:: Brief ::
Repeat, without any change, the entries presented below.
--- Start Data supplied ---
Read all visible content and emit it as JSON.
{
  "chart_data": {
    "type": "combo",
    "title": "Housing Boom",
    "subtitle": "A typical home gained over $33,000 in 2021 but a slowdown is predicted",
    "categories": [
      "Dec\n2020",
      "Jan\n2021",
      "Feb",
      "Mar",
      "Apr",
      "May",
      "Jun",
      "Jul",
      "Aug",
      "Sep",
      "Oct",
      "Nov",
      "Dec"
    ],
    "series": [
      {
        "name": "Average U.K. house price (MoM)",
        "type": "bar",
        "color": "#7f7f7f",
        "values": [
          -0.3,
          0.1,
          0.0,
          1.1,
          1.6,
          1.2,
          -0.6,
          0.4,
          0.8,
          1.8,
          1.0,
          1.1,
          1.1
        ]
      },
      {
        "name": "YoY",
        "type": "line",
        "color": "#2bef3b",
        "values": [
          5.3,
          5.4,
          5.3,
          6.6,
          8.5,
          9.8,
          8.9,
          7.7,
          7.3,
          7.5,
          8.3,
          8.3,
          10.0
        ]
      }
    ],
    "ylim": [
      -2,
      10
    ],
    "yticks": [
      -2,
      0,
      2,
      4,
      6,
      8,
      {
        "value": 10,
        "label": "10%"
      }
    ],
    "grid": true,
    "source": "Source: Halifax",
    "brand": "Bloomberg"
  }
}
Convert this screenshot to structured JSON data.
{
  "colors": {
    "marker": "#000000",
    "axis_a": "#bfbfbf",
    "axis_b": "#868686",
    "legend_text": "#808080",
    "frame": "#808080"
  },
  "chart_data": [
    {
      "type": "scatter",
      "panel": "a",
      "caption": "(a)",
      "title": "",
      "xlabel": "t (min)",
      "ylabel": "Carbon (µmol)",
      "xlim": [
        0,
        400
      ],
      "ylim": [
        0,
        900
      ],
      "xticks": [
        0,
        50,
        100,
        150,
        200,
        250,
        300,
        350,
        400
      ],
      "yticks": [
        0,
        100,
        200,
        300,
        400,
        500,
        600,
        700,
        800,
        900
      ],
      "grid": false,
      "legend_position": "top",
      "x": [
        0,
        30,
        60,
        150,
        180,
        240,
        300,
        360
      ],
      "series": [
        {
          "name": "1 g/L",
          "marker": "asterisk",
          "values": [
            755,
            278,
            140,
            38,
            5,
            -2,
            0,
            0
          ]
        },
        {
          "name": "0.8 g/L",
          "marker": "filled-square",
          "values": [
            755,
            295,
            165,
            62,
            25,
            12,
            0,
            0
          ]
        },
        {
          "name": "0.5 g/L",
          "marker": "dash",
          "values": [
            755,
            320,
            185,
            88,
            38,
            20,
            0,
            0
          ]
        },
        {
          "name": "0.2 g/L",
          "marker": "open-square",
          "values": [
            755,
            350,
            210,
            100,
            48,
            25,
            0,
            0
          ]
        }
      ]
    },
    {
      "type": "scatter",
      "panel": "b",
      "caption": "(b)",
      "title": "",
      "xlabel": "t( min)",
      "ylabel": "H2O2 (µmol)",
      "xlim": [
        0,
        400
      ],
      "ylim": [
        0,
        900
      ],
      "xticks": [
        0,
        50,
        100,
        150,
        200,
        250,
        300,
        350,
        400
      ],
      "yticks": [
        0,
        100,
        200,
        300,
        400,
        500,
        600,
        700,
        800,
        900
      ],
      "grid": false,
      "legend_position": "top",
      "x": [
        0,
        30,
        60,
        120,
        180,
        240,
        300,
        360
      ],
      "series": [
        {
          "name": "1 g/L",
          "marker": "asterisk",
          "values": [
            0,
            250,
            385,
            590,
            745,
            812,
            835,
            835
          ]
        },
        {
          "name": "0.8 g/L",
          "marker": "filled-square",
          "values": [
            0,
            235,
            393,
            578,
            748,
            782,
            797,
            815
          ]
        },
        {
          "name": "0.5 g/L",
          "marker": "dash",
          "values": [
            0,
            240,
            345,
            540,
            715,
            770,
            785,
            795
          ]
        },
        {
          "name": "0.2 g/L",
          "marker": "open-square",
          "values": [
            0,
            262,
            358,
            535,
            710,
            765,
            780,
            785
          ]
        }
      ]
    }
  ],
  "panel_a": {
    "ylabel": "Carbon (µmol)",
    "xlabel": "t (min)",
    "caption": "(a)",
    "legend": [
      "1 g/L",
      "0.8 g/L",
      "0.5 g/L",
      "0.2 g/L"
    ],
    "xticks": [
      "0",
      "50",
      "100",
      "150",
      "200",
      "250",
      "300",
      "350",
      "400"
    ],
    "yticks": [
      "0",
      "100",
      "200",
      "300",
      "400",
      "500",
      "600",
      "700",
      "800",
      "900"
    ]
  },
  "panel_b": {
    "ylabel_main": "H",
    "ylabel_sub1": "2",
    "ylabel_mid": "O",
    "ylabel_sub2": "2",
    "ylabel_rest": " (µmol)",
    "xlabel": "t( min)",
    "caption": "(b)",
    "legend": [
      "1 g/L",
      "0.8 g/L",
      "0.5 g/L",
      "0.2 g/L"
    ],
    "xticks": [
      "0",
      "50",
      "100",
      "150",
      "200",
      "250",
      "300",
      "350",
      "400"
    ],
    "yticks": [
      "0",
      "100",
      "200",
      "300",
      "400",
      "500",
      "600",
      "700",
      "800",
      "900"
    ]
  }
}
--- End Data supplied ---
:: Full answer ::
Read all visible content and emit it as JSON.
{
  "chart_data": {
    "type": "combo",
    "title": "Housing Boom",
    "subtitle": "A typical home gained over $33,000 in 2021 but a slowdown is predicted",
    "categories": [
      "Dec\n2020",
      "Jan\n2021",
      "Feb",
      "Mar",
      "Apr",
      "May",
      "Jun",
      "Jul",
      "Aug",
      "Sep",
      "Oct",
      "Nov",
      "Dec"
    ],
    "series": [
      {
        "name": "Average U.K. house price (MoM)",
        "type": "bar",
        "color": "#7f7f7f",
        "values": [
          -0.3,
          0.1,
          0.0,
          1.1,
          1.6,
          1.2,
          -0.6,
          0.4,
          0.8,
          1.8,
          1.0,
          1.1,
          1.1
        ]
      },
      {
        "name": "YoY",
        "type": "line",
        "color": "#2bef3b",
        "values": [
          5.3,
          5.4,
          5.3,
          6.6,
          8.5,
          9.8,
          8.9,
          7.7,
          7.3,
          7.5,
          8.3,
          8.3,
          10.0
        ]
      }
    ],
    "ylim": [
      -2,
      10
    ],
    "yticks": [
      -2,
      0,
      2,
      4,
      6,
      8,
      {
        "value": 10,
        "label": "10%"
      }
    ],
    "grid": true,
    "source": "Source: Halifax",
    "brand": "Bloomberg"
  }
}
Convert this screenshot to structured JSON data.
{
  "colors": {
    "marker": "#000000",
    "axis_a": "#bfbfbf",
    "axis_b": "#868686",
    "legend_text": "#808080",
    "frame": "#808080"
  },
  "chart_data": [
    {
      "type": "scatter",
      "panel": "a",
      "caption": "(a)",
      "title": "",
      "xlabel": "t (min)",
      "ylabel": "Carbon (µmol)",
      "xlim": [
        0,
        400
      ],
      "ylim": [
        0,
        900
      ],
      "xticks": [
        0,
        50,
        100,
        150,
        200,
        250,
        300,
        350,
        400
      ],
      "yticks": [
        0,
        100,
        200,
        300,
        400,
        500,
        600,
        700,
        800,
        900
      ],
      "grid": false,
      "legend_position": "top",
      "x": [
        0,
        30,
        60,
        150,
        180,
        240,
        300,
        360
      ],
      "series": [
        {
          "name": "1 g/L",
          "marker": "asterisk",
          "values": [
            755,
            278,
            140,
            38,
            5,
            -2,
            0,
            0
          ]
        },
        {
          "name": "0.8 g/L",
          "marker": "filled-square",
          "values": [
            755,
            295,
            165,
            62,
            25,
            12,
            0,
            0
          ]
        },
        {
          "name": "0.5 g/L",
          "marker": "dash",
          "values": [
            755,
            320,
            185,
            88,
            38,
            20,
            0,
            0
          ]
        },
        {
          "name": "0.2 g/L",
          "marker": "open-square",
          "values": [
            755,
            350,
            210,
            100,
            48,
            25,
            0,
            0
          ]
        }
      ]
    },
    {
      "type": "scatter",
      "panel": "b",
      "caption": "(b)",
      "title": "",
      "xlabel": "t( min)",
      "ylabel": "H2O2 (µmol)",
      "xlim": [
        0,
        400
      ],
      "ylim": [
        0,
        900
      ],
      "xticks": [
        0,
        50,
        100,
        150,
        200,
        250,
        300,
        350,
        400
      ],
      "yticks": [
        0,
        100,
        200,
        300,
        400,
        500,
        600,
        700,
        800,
        900
      ],
      "grid": false,
      "legend_position": "top",
      "x": [
        0,
        30,
        60,
        120,
        180,
        240,
        300,
        360
      ],
      "series": [
        {
          "name": "1 g/L",
          "marker": "asterisk",
          "values": [
            0,
            250,
            385,
            590,
            745,
            812,
            835,
            835
          ]
        },
        {
          "name": "0.8 g/L",
          "marker": "filled-square",
          "values": [
            0,
            235,
            393,
            578,
            748,
            782,
            797,
            815
          ]
        },
        {
          "name": "0.5 g/L",
          "marker": "dash",
          "values": [
            0,
            240,
            345,
            540,
            715,
            770,
            785,
            795
          ]
        },
        {
          "name": "0.2 g/L",
          "marker": "open-square",
          "values": [
            0,
            262,
            358,
            535,
            710,
            765,
            780,
            785
          ]
        }
      ]
    }
  ],
  "panel_a": {
    "ylabel": "Carbon (µmol)",
    "xlabel": "t (min)",
    "caption": "(a)",
    "legend": [
      "1 g/L",
      "0.8 g/L",
      "0.5 g/L",
      "0.2 g/L"
    ],
    "xticks": [
      "0",
      "50",
      "100",
      "150",
      "200",
      "250",
      "300",
      "350",
      "400"
    ],
    "yticks": [
      "0",
      "100",
      "200",
      "300",
      "400",
      "500",
      "600",
      "700",
      "800",
      "900"
    ]
  },
  "panel_b": {
    "ylabel_main": "H",
    "ylabel_sub1": "2",
    "ylabel_mid": "O",
    "ylabel_sub2": "2",
    "ylabel_rest": " (µmol)",
    "xlabel": "t( min)",
    "caption": "(b)",
    "legend": [
      "1 g/L",
      "0.8 g/L",
      "0.5 g/L",
      "0.2 g/L"
    ],
    "xticks": [
      "0",
      "50",
      "100",
      "150",
      "200",
      "250",
      "300",
      "350",
      "400"
    ],
    "yticks": [
      "0",
      "100",
      "200",
      "300",
      "400",
      "500",
      "600",
      "700",
      "800",
      "900"
    ]
  }
}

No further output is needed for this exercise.